## What to produce
Collect each line holding the string "JSON".

Rows from a dataset:
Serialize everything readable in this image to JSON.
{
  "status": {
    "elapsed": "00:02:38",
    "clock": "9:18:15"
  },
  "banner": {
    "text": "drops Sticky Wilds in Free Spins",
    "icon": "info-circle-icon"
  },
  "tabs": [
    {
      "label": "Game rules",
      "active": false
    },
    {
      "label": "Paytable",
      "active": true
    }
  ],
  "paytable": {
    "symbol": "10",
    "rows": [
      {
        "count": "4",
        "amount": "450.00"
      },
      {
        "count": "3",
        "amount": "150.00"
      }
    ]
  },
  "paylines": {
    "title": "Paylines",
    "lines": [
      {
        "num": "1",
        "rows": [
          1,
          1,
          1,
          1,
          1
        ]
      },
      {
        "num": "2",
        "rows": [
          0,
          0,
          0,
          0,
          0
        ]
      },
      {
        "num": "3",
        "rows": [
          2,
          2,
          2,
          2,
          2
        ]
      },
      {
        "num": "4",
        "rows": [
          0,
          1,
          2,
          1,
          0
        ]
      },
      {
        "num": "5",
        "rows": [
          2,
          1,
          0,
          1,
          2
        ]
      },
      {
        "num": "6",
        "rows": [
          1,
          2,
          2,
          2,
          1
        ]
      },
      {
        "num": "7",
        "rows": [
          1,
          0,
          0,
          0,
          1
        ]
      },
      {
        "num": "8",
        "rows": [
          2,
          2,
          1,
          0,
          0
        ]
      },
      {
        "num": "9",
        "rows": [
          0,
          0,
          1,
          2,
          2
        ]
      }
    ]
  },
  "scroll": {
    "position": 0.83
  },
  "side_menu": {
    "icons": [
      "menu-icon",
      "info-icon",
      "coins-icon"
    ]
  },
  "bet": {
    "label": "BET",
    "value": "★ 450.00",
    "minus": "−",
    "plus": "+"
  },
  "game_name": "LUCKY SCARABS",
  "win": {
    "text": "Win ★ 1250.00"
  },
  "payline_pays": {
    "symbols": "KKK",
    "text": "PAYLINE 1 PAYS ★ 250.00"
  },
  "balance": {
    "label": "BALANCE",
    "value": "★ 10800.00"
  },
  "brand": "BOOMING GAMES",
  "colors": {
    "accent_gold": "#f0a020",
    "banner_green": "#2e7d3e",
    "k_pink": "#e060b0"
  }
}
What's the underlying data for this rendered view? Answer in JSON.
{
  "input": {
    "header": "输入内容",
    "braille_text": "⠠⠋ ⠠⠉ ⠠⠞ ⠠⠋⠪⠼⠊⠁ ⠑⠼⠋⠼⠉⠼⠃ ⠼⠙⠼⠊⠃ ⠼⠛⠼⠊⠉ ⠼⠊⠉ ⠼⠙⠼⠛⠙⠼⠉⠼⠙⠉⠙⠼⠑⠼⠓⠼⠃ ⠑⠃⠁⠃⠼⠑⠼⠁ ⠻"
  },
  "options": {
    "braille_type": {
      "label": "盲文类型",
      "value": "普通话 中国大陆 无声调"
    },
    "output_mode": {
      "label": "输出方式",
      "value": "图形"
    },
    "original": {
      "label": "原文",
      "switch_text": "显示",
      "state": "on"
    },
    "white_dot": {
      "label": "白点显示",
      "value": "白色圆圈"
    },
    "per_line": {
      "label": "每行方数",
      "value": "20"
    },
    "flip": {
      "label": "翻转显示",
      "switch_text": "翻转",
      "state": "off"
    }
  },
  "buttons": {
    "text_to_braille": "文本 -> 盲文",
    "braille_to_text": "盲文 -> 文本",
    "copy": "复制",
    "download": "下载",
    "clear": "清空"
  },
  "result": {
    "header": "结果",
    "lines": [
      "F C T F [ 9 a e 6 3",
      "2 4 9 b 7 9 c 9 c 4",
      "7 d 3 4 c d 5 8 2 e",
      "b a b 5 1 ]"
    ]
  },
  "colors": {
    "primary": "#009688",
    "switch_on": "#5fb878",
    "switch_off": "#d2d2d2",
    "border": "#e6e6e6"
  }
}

## Exercise result
Serialize everything readable in this image to JSON.
What's the underlying data for this rendered view? Answer in JSON.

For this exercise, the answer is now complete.